__What the task asks__
Please transcribe the listing below in full and word for word, without its pictures.

__Listed records__
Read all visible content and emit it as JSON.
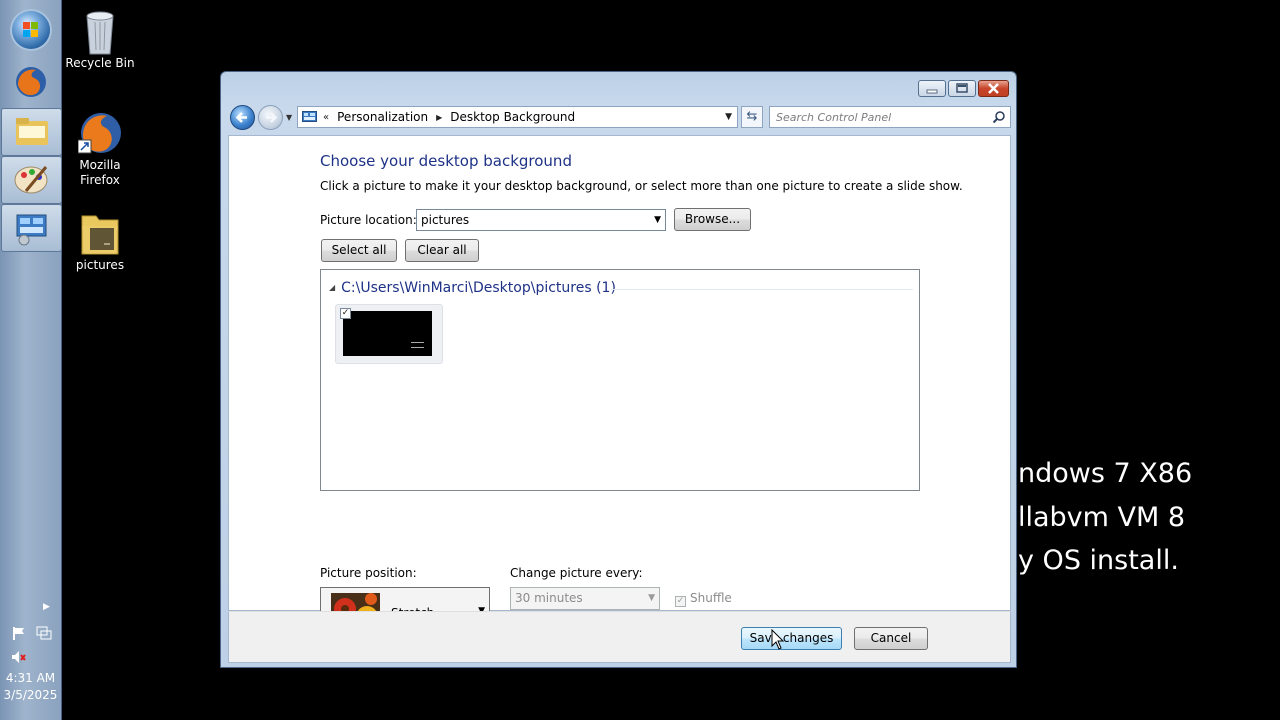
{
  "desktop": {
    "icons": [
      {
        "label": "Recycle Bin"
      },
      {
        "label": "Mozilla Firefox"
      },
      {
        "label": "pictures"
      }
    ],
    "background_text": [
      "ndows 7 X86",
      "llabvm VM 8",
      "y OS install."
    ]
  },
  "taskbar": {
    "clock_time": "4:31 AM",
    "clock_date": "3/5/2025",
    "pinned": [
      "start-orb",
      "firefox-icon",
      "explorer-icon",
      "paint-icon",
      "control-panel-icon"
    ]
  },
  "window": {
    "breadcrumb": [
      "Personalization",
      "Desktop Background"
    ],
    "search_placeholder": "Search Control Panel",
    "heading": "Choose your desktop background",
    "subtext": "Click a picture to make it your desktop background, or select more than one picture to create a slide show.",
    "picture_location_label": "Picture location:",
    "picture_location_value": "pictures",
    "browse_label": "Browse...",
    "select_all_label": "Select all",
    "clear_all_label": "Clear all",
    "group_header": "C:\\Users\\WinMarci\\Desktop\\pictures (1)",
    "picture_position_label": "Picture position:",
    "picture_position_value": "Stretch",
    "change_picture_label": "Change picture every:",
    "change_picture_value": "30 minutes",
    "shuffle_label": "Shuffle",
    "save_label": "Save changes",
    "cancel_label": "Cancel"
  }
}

__Written answer__
Read all visible content and emit it as JSON.
{
  "desktop": {
    "icons": [
      {
        "label": "Recycle Bin"
      },
      {
        "label": "Mozilla Firefox"
      },
      {
        "label": "pictures"
      }
    ],
    "background_text": [
      "ndows 7 X86",
      "llabvm VM 8",
      "y OS install."
    ]
  },
  "taskbar": {
    "clock_time": "4:31 AM",
    "clock_date": "3/5/2025",
    "pinned": [
      "start-orb",
      "firefox-icon",
      "explorer-icon",
      "paint-icon",
      "control-panel-icon"
    ]
  },
  "window": {
    "breadcrumb": [
      "Personalization",
      "Desktop Background"
    ],
    "search_placeholder": "Search Control Panel",
    "heading": "Choose your desktop background",
    "subtext": "Click a picture to make it your desktop background, or select more than one picture to create a slide show.",
    "picture_location_label": "Picture location:",
    "picture_location_value": "pictures",
    "browse_label": "Browse...",
    "select_all_label": "Select all",
    "clear_all_label": "Clear all",
    "group_header": "C:\\Users\\WinMarci\\Desktop\\pictures (1)",
    "picture_position_label": "Picture position:",
    "picture_position_value": "Stretch",
    "change_picture_label": "Change picture every:",
    "change_picture_value": "30 minutes",
    "shuffle_label": "Shuffle",
    "save_label": "Save changes",
    "cancel_label": "Cancel"
  }
}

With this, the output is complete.